Required task: Using the data below, copy every line that contains the word "danneggiare".

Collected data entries
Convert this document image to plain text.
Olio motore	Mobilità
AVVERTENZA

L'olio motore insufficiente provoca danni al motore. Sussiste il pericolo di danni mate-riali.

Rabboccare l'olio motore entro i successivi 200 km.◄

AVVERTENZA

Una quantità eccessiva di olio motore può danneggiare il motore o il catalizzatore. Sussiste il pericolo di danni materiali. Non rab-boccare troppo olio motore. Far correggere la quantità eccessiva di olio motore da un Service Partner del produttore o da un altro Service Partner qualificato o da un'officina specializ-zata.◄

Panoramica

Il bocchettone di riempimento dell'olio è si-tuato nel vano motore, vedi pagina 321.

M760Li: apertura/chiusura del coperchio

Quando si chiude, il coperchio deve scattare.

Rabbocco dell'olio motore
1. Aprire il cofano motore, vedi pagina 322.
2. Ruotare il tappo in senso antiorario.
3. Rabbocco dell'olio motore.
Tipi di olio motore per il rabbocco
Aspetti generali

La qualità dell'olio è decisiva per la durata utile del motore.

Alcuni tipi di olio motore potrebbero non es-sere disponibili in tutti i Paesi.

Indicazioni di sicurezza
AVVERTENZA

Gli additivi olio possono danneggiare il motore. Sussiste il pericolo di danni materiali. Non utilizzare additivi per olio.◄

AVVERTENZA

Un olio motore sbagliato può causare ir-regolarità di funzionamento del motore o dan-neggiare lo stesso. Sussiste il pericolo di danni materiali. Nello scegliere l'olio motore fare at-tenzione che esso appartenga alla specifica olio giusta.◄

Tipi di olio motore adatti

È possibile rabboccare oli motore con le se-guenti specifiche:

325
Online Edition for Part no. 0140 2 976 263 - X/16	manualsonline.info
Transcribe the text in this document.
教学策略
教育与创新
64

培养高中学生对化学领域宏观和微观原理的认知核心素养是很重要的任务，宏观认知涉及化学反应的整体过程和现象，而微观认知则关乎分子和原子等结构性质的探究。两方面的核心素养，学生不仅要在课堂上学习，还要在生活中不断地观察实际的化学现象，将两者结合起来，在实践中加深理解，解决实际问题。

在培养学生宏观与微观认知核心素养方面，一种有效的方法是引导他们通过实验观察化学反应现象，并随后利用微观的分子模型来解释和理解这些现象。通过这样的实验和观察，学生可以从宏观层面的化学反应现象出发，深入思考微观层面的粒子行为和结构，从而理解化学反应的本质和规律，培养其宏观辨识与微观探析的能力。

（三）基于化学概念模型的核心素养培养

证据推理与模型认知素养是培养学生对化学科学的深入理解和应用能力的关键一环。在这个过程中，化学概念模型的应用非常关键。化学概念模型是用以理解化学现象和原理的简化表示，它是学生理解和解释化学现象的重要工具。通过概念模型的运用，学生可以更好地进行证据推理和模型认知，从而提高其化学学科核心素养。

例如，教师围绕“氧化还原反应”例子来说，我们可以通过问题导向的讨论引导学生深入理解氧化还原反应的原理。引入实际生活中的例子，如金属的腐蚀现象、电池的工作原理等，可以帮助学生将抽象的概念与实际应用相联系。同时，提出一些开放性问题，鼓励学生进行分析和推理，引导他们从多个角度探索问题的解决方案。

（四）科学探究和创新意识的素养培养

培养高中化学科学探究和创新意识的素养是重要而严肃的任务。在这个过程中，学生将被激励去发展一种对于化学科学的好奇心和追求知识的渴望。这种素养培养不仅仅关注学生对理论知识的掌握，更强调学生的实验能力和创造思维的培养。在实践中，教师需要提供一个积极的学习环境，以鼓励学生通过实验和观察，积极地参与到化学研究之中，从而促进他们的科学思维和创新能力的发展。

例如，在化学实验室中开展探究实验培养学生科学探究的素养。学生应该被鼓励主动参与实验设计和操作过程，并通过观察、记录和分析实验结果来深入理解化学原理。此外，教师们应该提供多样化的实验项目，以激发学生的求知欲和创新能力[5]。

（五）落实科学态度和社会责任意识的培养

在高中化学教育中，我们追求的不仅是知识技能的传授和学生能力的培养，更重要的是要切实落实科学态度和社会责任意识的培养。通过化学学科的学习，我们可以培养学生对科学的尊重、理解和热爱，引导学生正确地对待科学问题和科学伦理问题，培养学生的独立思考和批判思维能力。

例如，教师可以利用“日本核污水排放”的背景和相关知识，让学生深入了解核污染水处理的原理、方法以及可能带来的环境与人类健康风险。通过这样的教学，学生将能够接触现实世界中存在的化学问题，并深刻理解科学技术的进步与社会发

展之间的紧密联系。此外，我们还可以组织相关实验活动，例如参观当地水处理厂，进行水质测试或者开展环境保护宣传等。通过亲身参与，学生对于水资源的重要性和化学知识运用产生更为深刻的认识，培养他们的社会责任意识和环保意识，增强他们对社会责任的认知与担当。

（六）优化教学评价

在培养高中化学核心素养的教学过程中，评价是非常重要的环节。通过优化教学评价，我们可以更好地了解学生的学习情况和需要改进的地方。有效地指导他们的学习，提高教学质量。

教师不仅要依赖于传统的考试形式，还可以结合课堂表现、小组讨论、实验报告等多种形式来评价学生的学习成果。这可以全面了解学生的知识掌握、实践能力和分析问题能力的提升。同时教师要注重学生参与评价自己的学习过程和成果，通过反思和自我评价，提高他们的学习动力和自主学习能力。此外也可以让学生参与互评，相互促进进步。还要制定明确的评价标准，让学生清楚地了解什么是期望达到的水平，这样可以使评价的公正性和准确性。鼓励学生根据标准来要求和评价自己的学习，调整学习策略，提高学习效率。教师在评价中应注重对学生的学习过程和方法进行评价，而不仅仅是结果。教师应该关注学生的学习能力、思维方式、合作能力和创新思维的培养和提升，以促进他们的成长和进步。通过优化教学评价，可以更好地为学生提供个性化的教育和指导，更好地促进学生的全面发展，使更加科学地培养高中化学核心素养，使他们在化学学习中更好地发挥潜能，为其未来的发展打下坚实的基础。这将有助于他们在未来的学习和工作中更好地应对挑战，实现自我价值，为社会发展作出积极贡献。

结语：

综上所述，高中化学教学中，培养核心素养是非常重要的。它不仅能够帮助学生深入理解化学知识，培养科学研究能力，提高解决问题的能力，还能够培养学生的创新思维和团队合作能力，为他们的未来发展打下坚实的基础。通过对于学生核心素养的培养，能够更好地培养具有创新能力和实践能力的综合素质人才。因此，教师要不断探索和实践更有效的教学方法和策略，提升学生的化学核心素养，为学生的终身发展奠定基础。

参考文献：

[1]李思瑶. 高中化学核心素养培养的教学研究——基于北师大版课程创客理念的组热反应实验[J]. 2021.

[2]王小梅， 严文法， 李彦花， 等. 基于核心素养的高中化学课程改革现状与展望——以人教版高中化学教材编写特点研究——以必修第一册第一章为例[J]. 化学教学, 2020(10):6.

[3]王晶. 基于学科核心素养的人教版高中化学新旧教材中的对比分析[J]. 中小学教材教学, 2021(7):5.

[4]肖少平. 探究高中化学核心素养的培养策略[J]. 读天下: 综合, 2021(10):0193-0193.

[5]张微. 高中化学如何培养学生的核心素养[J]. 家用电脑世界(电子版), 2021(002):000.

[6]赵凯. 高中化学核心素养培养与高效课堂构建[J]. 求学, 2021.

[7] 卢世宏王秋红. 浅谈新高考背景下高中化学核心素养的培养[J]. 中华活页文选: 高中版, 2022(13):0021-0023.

Exercise result:
Una quantità eccessiva di olio motore può danneggiare il motore o il catalizzatore. Sussiste il pericolo di danni materiali. Non rab-boccare troppo olio motore. Far correggere la quantità eccessiva di olio motore da un Service Partner del produttore o da un altro Service Partner qualificato o da un'officina specializ-zata.◄
Gli additivi olio possono danneggiare il motore. Sussiste il pericolo di danni materiali. Non utilizzare additivi per olio.◄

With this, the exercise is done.